▸ **Material provided**
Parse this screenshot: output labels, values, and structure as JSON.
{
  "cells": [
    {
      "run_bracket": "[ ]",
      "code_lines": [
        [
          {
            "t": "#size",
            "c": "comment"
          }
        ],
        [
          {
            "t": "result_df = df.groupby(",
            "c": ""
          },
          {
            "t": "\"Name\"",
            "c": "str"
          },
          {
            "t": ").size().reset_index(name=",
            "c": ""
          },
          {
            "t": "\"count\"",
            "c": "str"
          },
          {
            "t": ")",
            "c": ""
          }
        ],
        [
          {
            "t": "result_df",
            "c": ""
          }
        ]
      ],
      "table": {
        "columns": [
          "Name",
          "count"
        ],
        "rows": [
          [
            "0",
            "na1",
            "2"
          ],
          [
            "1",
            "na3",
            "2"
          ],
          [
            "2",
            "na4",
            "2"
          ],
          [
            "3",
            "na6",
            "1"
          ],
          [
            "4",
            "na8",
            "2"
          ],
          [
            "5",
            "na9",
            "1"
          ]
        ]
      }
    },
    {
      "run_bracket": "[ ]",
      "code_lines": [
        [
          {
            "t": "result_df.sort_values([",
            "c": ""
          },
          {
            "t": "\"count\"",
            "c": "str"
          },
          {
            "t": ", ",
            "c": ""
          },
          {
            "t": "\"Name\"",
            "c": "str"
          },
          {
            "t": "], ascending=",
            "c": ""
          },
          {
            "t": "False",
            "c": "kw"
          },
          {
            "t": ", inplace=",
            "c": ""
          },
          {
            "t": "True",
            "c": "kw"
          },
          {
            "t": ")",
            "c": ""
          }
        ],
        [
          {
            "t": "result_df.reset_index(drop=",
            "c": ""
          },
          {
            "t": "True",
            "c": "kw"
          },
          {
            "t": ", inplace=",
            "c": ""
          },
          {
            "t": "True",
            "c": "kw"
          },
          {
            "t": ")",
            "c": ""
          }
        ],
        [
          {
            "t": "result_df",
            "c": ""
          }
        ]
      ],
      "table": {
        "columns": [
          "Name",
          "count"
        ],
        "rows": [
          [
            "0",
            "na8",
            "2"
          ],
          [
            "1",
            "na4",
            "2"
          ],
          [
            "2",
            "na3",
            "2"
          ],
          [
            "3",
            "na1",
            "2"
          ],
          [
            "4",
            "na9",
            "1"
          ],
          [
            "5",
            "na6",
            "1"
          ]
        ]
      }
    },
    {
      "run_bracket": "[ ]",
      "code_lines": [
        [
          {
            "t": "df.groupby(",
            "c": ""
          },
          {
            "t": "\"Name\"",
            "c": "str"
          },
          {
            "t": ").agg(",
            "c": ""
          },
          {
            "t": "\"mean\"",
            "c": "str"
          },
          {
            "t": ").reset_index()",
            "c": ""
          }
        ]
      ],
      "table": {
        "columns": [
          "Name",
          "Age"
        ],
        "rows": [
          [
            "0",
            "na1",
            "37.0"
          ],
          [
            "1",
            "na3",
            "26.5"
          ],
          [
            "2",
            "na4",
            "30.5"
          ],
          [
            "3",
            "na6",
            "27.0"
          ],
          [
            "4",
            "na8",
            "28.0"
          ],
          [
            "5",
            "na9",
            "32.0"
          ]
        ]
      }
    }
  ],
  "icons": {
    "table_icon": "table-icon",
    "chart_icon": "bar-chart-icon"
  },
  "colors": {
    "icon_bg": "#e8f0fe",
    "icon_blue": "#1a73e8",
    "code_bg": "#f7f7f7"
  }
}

▸ **Exercise instructions**
Repeat the listing in full, keeping every line exactly as it is.

▸ **Result for this task**
Parse this screenshot: output labels, values, and structure as JSON.
{
  "cells": [
    {
      "run_bracket": "[ ]",
      "code_lines": [
        [
          {
            "t": "#size",
            "c": "comment"
          }
        ],
        [
          {
            "t": "result_df = df.groupby(",
            "c": ""
          },
          {
            "t": "\"Name\"",
            "c": "str"
          },
          {
            "t": ").size().reset_index(name=",
            "c": ""
          },
          {
            "t": "\"count\"",
            "c": "str"
          },
          {
            "t": ")",
            "c": ""
          }
        ],
        [
          {
            "t": "result_df",
            "c": ""
          }
        ]
      ],
      "table": {
        "columns": [
          "Name",
          "count"
        ],
        "rows": [
          [
            "0",
            "na1",
            "2"
          ],
          [
            "1",
            "na3",
            "2"
          ],
          [
            "2",
            "na4",
            "2"
          ],
          [
            "3",
            "na6",
            "1"
          ],
          [
            "4",
            "na8",
            "2"
          ],
          [
            "5",
            "na9",
            "1"
          ]
        ]
      }
    },
    {
      "run_bracket": "[ ]",
      "code_lines": [
        [
          {
            "t": "result_df.sort_values([",
            "c": ""
          },
          {
            "t": "\"count\"",
            "c": "str"
          },
          {
            "t": ", ",
            "c": ""
          },
          {
            "t": "\"Name\"",
            "c": "str"
          },
          {
            "t": "], ascending=",
            "c": ""
          },
          {
            "t": "False",
            "c": "kw"
          },
          {
            "t": ", inplace=",
            "c": ""
          },
          {
            "t": "True",
            "c": "kw"
          },
          {
            "t": ")",
            "c": ""
          }
        ],
        [
          {
            "t": "result_df.reset_index(drop=",
            "c": ""
          },
          {
            "t": "True",
            "c": "kw"
          },
          {
            "t": ", inplace=",
            "c": ""
          },
          {
            "t": "True",
            "c": "kw"
          },
          {
            "t": ")",
            "c": ""
          }
        ],
        [
          {
            "t": "result_df",
            "c": ""
          }
        ]
      ],
      "table": {
        "columns": [
          "Name",
          "count"
        ],
        "rows": [
          [
            "0",
            "na8",
            "2"
          ],
          [
            "1",
            "na4",
            "2"
          ],
          [
            "2",
            "na3",
            "2"
          ],
          [
            "3",
            "na1",
            "2"
          ],
          [
            "4",
            "na9",
            "1"
          ],
          [
            "5",
            "na6",
            "1"
          ]
        ]
      }
    },
    {
      "run_bracket": "[ ]",
      "code_lines": [
        [
          {
            "t": "df.groupby(",
            "c": ""
          },
          {
            "t": "\"Name\"",
            "c": "str"
          },
          {
            "t": ").agg(",
            "c": ""
          },
          {
            "t": "\"mean\"",
            "c": "str"
          },
          {
            "t": ").reset_index()",
            "c": ""
          }
        ]
      ],
      "table": {
        "columns": [
          "Name",
          "Age"
        ],
        "rows": [
          [
            "0",
            "na1",
            "37.0"
          ],
          [
            "1",
            "na3",
            "26.5"
          ],
          [
            "2",
            "na4",
            "30.5"
          ],
          [
            "3",
            "na6",
            "27.0"
          ],
          [
            "4",
            "na8",
            "28.0"
          ],
          [
            "5",
            "na9",
            "32.0"
          ]
        ]
      }
    }
  ],
  "icons": {
    "table_icon": "table-icon",
    "chart_icon": "bar-chart-icon"
  },
  "colors": {
    "icon_bg": "#e8f0fe",
    "icon_blue": "#1a73e8",
    "code_bg": "#f7f7f7"
  }
}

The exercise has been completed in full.